TÂCHES:
[A] Recopiez un passage du texte sur l'Arakan, en commençant aux mots "Cette zone est" et en vous arrêtant après "vers la Chine.".
[B] Poursuivez le texte sur l'Arakan à partir de sa dernière phrase.

L’AA conquiert des territoires et les combats violents ont lieu dans des zones peuplées où des enlèvements sont pratiqués.

Depuis 2019, des milliers de personnes ont été tuées, et au moins 220 000 autres déplacées.

 

 

Elections annulées

 

La guerre est si dure que le gouvernement annule les élections de novembre 2020 dans une grande partie de l’Etat d’Arakan.

Ce sont donc 1,5 million de personnes (en plus des 600 000 Rohingyas interdits de participation) qui sont privées du droit de vote.

 

Mais c’est aussi pour éviter que les partis ethniques de l’Arakan ne l’emportent.

Pourtant la LND souhaitait que soit signé un processus de paix global. Mais ce fut un échec. L’armée a détruit plusieurs villages des Arakanais bouddhistes, pratiqué exécutions, tortures, disparitions et politique de la terre brûlée.

 

Même méthode que contre les Rohingyas musulmans.

L’ONU a déclaré en septembre 2020 que les attaques récentes visant les civils pourraient «constituer de nouveaux crimes de guerre ou même des crimes contre l’humanité».

L’ONU appelait à l’ouverture d’une enquête.

 

 

L’Arakan est un Etat riche en hydrocarbures

 

Les combats furent beaucoup plus violents dans cette région que dans d’autres en Birmanie car elle attise les convoitises, assise sur une importante réserve d’hydrocarbures.

 

L’Arakan est aussi situé entre Chine et Inde, deux pays ennemis.

Cette zone est primordiale pour les gigantesques Routes de la Soie chinoises.

Mais aussi car y construire des ports en eau profonde permet à la Chine de recevoir du pétrole du Moyen-Orient sans passer par le détroit de Malacca.

 

De l’Arakan partent un gazoduc et un oléoduc vers la Chine.

La Chine partage plus de 2 100 km de frontières avec la Birmanie, et le corridor économique Chine-Birmanie est une priorité pour Pékin.

 

Mais les retombées économiques de cette région n’aident pas la population, qui demeure l’une des plus pauvres du pays.

Les militaires birmans, accusés de corruption, en profitent.

Hormis la Chine, des compagnies internationales prospectent l’Arakan.

 

 

Le coup d’Etat convient à la Chine

 

L’armée a finalement réussi à vaincre les rebelles rohingyas dans l’Etat d’Arakan, et la Chine a un grand besoin de stabilité dans la région afin de mener à bien ses projets.

Or, suite à la mise en place du Parlement qui aurait dû avoir lieu le 1er février, les tensions auraient pu reprendre de la vigueur dans l’Arakan, pour 3 raisons :

 

  • Vu que les citoyens de l’Arakan n’ont pu voter, le risque de reprise des violences est important, en raison du fort ressentiment.

Lignes brutes:
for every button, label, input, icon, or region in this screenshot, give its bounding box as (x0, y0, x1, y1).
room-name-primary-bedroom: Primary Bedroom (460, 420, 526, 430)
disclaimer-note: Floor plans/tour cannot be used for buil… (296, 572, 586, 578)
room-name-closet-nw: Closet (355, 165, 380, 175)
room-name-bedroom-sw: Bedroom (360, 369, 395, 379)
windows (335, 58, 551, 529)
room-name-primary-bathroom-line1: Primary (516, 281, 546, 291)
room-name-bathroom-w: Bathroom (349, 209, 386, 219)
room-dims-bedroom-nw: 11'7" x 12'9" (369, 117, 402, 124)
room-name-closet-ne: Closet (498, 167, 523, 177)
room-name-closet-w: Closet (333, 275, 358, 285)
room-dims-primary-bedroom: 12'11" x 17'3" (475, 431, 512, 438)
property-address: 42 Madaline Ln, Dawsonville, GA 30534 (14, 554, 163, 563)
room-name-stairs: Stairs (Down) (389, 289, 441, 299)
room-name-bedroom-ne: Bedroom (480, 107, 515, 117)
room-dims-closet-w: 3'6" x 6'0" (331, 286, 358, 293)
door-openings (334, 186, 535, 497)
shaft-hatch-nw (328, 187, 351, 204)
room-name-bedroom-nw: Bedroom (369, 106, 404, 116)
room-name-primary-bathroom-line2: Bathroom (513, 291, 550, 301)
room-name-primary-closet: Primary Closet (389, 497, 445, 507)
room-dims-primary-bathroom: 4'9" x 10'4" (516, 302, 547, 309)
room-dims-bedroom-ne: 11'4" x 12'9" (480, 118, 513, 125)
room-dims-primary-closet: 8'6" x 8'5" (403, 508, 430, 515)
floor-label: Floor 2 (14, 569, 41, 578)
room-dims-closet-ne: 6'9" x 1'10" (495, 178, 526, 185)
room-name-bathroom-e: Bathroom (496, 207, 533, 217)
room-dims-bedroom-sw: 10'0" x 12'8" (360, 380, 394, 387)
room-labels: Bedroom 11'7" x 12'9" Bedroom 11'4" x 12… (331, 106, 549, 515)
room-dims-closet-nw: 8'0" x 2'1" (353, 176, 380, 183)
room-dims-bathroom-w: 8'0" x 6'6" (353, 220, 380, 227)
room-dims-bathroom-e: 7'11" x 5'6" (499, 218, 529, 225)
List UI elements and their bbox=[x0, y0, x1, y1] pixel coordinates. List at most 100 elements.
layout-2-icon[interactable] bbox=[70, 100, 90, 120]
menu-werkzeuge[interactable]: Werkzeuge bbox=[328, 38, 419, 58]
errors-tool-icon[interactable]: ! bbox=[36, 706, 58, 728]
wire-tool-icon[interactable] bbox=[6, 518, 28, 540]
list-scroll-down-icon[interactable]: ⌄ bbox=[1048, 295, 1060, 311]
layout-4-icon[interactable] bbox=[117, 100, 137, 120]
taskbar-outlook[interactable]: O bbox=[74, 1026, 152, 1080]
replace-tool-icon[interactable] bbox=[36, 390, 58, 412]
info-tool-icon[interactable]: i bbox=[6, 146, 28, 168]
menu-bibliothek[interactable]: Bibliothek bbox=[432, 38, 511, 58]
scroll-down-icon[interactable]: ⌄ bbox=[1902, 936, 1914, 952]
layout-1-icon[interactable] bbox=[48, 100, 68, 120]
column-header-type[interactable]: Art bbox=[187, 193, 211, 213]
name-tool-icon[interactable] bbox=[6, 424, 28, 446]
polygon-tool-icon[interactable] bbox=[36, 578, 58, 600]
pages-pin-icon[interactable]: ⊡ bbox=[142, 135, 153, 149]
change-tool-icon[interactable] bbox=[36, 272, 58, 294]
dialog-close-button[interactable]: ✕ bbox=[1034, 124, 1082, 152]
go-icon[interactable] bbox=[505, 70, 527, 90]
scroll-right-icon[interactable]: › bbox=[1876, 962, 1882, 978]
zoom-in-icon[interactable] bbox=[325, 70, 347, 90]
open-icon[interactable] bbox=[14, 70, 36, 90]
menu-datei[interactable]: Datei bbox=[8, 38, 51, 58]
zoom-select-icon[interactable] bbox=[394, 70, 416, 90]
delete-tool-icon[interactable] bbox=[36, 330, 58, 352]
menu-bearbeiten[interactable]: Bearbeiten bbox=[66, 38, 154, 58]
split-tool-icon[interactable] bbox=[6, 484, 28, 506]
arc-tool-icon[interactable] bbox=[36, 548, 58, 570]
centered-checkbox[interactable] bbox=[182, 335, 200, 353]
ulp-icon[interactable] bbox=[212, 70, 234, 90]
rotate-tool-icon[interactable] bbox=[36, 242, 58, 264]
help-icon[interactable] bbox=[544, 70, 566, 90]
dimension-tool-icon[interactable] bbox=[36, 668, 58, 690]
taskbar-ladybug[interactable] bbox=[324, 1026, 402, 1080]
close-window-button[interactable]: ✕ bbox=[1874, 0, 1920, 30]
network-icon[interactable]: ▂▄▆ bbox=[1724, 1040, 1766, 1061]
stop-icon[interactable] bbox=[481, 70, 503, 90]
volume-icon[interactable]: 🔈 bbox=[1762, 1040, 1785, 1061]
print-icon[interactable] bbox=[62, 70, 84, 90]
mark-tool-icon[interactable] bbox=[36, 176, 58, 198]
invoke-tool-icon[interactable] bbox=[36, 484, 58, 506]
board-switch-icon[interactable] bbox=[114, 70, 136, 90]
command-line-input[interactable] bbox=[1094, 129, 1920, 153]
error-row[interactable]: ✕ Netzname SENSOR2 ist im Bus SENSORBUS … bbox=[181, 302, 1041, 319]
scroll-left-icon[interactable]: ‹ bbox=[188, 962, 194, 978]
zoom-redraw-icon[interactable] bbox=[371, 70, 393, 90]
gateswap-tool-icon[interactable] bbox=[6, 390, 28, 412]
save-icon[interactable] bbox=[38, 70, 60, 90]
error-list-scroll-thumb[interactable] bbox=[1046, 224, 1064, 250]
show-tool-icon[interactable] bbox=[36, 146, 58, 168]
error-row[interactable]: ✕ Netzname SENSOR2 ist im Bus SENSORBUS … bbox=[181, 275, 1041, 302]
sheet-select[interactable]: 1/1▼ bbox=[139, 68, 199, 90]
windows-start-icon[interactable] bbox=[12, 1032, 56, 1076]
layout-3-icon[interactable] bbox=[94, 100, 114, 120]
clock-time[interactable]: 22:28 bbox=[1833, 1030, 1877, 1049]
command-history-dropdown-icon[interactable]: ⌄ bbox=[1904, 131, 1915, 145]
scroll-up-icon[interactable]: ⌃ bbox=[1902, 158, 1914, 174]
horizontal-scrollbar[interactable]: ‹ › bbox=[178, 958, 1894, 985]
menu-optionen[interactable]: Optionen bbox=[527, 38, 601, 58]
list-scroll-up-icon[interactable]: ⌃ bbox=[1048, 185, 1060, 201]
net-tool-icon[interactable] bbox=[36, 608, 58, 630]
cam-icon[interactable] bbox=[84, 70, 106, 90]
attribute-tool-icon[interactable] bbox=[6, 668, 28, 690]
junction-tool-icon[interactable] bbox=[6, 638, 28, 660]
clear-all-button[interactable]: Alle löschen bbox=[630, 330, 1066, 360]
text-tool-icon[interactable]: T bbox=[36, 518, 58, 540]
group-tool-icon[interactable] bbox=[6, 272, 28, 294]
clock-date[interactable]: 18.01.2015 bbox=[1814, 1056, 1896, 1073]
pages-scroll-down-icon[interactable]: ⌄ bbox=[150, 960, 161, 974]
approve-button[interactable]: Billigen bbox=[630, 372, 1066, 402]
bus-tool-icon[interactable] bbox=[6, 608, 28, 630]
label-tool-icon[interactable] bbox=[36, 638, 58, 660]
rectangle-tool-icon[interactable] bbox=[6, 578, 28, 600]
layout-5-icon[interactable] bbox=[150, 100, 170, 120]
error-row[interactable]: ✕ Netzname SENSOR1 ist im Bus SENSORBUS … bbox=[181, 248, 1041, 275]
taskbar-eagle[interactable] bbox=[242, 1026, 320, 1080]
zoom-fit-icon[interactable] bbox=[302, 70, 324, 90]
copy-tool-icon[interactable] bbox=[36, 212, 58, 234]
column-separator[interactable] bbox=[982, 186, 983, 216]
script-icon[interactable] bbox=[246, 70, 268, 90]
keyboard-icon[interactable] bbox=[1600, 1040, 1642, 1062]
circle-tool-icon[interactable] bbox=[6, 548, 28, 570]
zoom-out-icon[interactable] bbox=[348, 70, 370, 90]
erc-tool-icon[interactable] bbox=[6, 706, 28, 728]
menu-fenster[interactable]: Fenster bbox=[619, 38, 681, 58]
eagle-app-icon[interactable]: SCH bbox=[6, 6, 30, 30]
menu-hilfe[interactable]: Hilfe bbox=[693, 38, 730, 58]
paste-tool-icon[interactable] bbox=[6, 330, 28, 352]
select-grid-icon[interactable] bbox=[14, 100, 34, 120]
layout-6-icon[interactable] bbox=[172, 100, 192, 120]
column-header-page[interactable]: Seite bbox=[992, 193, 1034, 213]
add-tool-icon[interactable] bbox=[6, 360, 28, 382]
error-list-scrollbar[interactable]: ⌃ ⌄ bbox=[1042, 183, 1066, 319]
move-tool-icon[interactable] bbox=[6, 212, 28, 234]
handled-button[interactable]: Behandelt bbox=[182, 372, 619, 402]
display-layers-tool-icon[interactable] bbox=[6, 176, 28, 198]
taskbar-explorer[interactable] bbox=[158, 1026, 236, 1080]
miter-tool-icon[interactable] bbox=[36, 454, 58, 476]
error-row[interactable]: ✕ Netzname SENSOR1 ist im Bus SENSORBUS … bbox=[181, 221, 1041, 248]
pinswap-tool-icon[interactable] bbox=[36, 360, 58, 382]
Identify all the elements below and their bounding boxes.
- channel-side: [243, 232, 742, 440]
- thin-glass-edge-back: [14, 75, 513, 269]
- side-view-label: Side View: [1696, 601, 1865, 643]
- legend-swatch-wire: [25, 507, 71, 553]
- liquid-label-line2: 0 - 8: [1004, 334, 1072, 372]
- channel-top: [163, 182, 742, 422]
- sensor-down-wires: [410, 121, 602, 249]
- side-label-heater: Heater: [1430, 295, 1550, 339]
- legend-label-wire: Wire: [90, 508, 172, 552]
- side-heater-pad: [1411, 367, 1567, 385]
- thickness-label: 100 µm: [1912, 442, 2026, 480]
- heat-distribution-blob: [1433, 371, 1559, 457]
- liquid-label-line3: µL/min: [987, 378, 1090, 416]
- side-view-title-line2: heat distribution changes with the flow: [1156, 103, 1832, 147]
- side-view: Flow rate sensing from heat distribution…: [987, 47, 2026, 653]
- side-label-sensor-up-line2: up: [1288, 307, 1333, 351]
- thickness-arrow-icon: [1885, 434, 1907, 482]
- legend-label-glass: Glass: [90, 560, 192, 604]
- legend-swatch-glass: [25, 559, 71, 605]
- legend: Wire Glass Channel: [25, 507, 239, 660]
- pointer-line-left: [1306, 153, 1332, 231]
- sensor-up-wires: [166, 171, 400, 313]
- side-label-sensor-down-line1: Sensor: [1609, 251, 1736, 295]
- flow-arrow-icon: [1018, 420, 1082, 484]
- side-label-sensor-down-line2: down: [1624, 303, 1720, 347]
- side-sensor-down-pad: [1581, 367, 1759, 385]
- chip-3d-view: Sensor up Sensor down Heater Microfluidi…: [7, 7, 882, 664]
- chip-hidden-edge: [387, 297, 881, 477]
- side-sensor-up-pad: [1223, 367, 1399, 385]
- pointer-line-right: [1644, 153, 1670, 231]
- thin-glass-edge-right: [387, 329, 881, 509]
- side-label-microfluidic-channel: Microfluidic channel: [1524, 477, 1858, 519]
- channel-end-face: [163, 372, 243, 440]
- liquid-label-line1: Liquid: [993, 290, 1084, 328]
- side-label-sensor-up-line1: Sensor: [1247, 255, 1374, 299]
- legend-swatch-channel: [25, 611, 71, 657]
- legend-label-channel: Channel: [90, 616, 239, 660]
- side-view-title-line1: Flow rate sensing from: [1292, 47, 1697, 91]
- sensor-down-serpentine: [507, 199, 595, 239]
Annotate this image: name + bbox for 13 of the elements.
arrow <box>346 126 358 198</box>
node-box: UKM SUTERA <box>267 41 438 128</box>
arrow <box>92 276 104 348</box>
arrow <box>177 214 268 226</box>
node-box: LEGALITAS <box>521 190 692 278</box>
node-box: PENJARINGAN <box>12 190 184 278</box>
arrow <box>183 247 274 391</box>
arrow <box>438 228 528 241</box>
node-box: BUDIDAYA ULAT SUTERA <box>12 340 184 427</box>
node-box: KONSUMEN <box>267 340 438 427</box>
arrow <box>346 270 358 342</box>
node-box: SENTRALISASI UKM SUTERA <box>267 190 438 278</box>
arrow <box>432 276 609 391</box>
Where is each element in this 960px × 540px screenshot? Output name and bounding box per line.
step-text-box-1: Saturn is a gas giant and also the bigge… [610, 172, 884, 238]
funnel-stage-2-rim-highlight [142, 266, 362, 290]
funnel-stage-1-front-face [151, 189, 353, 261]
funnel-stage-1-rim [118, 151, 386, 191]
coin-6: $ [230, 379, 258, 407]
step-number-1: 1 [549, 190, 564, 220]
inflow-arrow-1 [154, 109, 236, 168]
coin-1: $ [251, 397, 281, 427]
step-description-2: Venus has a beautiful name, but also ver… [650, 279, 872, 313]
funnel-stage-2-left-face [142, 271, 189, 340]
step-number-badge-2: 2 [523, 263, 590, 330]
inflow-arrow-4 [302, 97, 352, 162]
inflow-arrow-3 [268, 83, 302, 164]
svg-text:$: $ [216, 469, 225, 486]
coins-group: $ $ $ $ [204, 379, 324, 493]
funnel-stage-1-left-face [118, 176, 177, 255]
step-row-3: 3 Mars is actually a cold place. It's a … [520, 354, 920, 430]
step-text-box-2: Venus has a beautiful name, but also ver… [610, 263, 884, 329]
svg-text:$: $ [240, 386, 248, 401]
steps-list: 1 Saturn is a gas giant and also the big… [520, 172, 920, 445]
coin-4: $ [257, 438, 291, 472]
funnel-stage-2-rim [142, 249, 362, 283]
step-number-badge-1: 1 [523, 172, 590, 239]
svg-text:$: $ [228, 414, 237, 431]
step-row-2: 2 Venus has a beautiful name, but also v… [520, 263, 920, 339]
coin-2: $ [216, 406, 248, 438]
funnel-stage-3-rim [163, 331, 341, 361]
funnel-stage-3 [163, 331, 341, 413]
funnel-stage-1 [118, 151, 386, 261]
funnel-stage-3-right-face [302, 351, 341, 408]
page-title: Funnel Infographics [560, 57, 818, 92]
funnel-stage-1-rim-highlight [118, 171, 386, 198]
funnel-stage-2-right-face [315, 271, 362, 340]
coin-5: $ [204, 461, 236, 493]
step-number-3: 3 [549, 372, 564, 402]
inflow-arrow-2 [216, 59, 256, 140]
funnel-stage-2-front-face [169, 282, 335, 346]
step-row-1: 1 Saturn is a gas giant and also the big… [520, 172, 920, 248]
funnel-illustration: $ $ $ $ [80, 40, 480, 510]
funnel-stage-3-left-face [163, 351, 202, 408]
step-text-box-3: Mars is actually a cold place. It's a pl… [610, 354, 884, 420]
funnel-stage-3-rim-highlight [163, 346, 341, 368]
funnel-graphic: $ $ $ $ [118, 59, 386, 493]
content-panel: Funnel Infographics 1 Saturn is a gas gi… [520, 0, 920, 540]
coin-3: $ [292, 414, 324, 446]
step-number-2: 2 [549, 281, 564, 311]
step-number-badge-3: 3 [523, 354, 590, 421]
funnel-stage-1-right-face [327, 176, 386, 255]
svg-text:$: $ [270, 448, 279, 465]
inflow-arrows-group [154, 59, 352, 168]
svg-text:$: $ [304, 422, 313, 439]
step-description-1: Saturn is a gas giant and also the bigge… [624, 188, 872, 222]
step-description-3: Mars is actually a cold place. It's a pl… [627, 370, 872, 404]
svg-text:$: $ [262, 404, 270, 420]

RÉPONSES:
[A]
Cette zone est primordiale pour les gigantesques Routes de la Soie chinoises.

Mais aussi car y construire des ports en eau profonde permet à la Chine de recevoir du pétrole du Moyen-Orient sans passer par le détroit de Malacca.

 

De l’Arakan partent un gazoduc et un oléoduc vers la Chine.

[B]
  • La LND, vu son importante victoire aux élections de novembre 2020, voulait réformer la Constitution, et l’AA aurait pu profiter d’une armée affaiblie.

  • La rébellion rohingya aurait pu reprendre de la vigueur.

 

Le coup d’Etat a un effet complètement inverse dans l’Etat d’Arakan : les 600 000 Rohingyas y vivant encore sont désormais terrorisés.

Ils craignent une reprise des persécutions.

 

Et ils ne peuvent plus fuir, en raison de la présence sévère des armées birmane et bangladaise aux frontières respectives.

Ce climat très calme convient à la Chine. Avec la collaboration (sans doute rémunérée) des militaires, elle pourra y mener ses projets.

 

 

L’armée contrôle les principaux secteurs économiques du pays

 

Suite à la victoire électorale de la LND, l’armée ne craignait pas seulement de perdre du pouvoir.

Il s’agit aussi d’argent… et de corruption massive.

 

En effet, l’homme le plus fort du pays, Min Aung Hlaing, commandant en chef de l’armée, est également à la tête d’une fortune personnelle.

Il devait partir à la retraite en juin 2021, et donc perdre des revenus.

 

Il a d’importants liens économiques avec plusieurs entreprises birmanes.

Il est à la tête de deux conglomérats militaires comprenant de nombreuses entreprises et banques.

 

L’armée reçoit beaucoup d’argent de ces entreprises, et supervise la vie économique en Birmanie.

Les généraux ou leurs amis sont à la tête des grandes entreprises, et notamment du riche secteur économique de jade.

 

 

Le coup d’Etat semblait évident

 

Cela faisait des mois que l’armée dénonçait des fraudes massives aux élections de novembre 2020.

Le coup d’Etat était une inquiétude de nombreux pays.

 

Le 29 janvier, plus d’une dizaine d’ambassades occidentales ont publié une déclaration exhortant l’armée birmane à « adhérer aux normes démocratiques ».

L’ONU était également inquiet.

Le général Min Aung Hlainga essayait de se montrer rassurant.

 

 

Réactions mondiales globalement négatives au coup d’Etat

 

Disons-le d’emblée : quelles que soient les réactions internationales, l’armée birmane n’en a cure, en raison de son lien fort avec la Chine.

Vu la puissance gigantesque de la Chine, quelle importance ?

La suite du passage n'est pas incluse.